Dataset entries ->
--------------------------------

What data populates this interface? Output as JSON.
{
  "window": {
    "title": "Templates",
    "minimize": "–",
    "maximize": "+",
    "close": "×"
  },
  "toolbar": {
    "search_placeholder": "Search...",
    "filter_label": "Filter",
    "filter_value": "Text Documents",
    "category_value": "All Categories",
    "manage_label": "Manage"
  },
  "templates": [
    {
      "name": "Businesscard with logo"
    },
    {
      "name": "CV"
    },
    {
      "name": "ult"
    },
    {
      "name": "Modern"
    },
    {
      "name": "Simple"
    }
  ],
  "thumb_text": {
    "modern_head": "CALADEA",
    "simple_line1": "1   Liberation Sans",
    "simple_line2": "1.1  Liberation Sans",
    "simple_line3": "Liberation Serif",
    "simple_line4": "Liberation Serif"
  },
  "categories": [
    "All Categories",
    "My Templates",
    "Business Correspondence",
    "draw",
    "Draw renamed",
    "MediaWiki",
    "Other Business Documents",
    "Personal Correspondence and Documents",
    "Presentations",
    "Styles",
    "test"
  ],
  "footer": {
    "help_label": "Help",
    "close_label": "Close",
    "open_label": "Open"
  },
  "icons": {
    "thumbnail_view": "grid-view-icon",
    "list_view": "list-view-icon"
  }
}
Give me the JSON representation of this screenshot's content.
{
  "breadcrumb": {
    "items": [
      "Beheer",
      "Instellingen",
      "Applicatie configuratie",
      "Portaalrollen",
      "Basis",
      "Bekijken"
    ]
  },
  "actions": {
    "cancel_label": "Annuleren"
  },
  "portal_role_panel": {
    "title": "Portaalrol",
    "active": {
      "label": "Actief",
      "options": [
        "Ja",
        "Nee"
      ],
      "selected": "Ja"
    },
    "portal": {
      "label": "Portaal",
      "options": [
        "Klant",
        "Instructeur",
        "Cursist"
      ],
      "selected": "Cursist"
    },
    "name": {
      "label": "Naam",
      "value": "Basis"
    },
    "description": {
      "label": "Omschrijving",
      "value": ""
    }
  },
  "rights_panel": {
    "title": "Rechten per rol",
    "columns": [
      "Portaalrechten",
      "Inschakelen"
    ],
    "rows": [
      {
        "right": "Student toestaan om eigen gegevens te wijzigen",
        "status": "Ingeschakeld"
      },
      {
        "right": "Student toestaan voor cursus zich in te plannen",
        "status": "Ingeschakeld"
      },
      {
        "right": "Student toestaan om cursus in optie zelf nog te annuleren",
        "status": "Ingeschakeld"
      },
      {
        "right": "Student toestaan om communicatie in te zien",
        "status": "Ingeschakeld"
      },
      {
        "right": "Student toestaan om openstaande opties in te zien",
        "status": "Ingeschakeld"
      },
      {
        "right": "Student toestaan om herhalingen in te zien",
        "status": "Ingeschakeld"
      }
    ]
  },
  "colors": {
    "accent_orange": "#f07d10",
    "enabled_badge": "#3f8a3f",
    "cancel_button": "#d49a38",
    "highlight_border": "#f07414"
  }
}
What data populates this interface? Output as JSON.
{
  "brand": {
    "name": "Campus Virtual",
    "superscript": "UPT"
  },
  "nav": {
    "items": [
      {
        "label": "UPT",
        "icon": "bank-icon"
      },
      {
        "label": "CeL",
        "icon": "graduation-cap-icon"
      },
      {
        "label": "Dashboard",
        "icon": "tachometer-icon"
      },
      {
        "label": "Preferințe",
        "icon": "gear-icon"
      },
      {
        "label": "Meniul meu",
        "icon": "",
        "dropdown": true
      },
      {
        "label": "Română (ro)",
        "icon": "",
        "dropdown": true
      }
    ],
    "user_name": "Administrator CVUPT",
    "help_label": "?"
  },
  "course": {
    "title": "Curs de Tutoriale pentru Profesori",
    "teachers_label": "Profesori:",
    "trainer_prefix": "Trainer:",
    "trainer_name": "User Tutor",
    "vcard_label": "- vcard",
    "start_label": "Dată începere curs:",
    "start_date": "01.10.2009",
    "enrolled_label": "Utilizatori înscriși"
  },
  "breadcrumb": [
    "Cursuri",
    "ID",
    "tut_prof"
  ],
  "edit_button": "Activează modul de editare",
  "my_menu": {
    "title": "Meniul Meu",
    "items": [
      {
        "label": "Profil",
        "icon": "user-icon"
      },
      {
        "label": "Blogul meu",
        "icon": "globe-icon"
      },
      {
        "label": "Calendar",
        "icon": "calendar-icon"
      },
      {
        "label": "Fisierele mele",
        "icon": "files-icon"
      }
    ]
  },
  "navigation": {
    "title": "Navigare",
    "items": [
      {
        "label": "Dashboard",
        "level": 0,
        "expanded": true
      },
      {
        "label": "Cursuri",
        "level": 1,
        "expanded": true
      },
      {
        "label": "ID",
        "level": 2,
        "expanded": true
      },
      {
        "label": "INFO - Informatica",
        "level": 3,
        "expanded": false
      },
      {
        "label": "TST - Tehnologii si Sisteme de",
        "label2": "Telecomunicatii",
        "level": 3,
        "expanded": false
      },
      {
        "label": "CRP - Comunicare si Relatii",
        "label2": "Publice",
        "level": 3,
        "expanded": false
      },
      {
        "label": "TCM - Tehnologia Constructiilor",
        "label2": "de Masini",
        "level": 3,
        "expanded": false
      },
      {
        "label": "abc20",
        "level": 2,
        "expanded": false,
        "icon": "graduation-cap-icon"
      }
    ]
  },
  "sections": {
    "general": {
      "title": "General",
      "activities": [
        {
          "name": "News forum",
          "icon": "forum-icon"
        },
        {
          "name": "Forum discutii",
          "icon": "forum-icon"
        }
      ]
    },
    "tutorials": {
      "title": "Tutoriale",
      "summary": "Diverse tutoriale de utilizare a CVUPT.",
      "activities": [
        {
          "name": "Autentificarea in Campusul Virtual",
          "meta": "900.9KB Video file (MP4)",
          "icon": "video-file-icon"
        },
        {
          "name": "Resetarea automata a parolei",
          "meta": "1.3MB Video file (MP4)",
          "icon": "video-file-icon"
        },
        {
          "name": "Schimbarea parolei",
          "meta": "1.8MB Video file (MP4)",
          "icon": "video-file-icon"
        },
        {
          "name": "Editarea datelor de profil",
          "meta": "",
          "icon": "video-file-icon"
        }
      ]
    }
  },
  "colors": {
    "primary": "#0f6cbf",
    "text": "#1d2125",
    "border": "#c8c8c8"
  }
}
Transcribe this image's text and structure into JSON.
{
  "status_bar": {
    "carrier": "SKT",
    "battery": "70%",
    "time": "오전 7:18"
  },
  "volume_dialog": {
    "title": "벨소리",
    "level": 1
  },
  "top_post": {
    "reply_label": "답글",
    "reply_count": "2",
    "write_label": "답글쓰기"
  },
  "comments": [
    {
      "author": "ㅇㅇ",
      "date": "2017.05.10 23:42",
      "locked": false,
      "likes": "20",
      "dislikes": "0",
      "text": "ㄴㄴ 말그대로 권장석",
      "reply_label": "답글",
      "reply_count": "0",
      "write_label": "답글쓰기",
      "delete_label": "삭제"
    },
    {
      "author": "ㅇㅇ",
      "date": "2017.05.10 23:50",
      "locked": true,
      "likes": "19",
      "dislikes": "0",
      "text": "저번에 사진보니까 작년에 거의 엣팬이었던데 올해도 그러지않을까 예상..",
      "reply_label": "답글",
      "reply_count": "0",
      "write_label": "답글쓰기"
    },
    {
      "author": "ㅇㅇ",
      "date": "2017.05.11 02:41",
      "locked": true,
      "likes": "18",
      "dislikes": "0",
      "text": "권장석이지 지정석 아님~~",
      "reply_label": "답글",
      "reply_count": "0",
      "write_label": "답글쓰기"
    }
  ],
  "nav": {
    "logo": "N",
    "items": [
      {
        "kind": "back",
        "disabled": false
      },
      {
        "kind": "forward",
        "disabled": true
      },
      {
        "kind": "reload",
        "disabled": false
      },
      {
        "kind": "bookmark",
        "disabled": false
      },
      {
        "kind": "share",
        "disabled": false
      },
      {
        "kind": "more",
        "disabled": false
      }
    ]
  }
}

--------------------------------

Exercise -> Extract each line holding the string "title".

Result for this task ->
    "title": "Templates",
    "title": "Portaalrol",
    "title": "Rechten per rol",
    "title": "Curs de Tutoriale pentru Profesori",
    "title": "Meniul Meu",
    "title": "Navigare",
      "title": "General",
      "title": "Tutoriale",
    "title": "벨소리",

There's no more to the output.